**Task goal**. Copy every record below exactly.

**Raw data**.
[Start]
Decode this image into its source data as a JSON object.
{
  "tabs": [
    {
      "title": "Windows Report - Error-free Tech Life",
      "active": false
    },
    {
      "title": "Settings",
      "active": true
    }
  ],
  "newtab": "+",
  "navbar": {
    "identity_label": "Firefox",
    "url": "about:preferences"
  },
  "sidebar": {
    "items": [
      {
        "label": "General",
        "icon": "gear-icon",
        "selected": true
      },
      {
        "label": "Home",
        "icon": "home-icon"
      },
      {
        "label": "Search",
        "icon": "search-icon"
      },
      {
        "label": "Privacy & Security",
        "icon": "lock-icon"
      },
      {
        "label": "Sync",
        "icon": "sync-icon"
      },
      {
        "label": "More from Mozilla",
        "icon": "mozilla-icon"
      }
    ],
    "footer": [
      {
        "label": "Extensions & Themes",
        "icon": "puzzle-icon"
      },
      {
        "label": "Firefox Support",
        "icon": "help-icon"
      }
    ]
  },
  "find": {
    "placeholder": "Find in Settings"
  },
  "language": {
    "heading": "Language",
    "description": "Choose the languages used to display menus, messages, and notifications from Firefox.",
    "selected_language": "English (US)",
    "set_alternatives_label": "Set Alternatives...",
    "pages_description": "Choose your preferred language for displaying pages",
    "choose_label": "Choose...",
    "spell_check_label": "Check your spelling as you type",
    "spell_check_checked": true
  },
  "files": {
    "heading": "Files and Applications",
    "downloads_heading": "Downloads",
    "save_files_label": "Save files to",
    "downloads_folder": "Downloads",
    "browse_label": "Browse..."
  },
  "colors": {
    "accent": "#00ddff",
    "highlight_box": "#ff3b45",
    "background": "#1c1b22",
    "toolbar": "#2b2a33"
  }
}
[End]
**Output of the task**.
Decode this image into its source data as a JSON object.
{
  "tabs": [
    {
      "title": "Windows Report - Error-free Tech Life",
      "active": false
    },
    {
      "title": "Settings",
      "active": true
    }
  ],
  "newtab": "+",
  "navbar": {
    "identity_label": "Firefox",
    "url": "about:preferences"
  },
  "sidebar": {
    "items": [
      {
        "label": "General",
        "icon": "gear-icon",
        "selected": true
      },
      {
        "label": "Home",
        "icon": "home-icon"
      },
      {
        "label": "Search",
        "icon": "search-icon"
      },
      {
        "label": "Privacy & Security",
        "icon": "lock-icon"
      },
      {
        "label": "Sync",
        "icon": "sync-icon"
      },
      {
        "label": "More from Mozilla",
        "icon": "mozilla-icon"
      }
    ],
    "footer": [
      {
        "label": "Extensions & Themes",
        "icon": "puzzle-icon"
      },
      {
        "label": "Firefox Support",
        "icon": "help-icon"
      }
    ]
  },
  "find": {
    "placeholder": "Find in Settings"
  },
  "language": {
    "heading": "Language",
    "description": "Choose the languages used to display menus, messages, and notifications from Firefox.",
    "selected_language": "English (US)",
    "set_alternatives_label": "Set Alternatives...",
    "pages_description": "Choose your preferred language for displaying pages",
    "choose_label": "Choose...",
    "spell_check_label": "Check your spelling as you type",
    "spell_check_checked": true
  },
  "files": {
    "heading": "Files and Applications",
    "downloads_heading": "Downloads",
    "save_files_label": "Save files to",
    "downloads_folder": "Downloads",
    "browse_label": "Browse..."
  },
  "colors": {
    "accent": "#00ddff",
    "highlight_box": "#ff3b45",
    "background": "#1c1b22",
    "toolbar": "#2b2a33"
  }
}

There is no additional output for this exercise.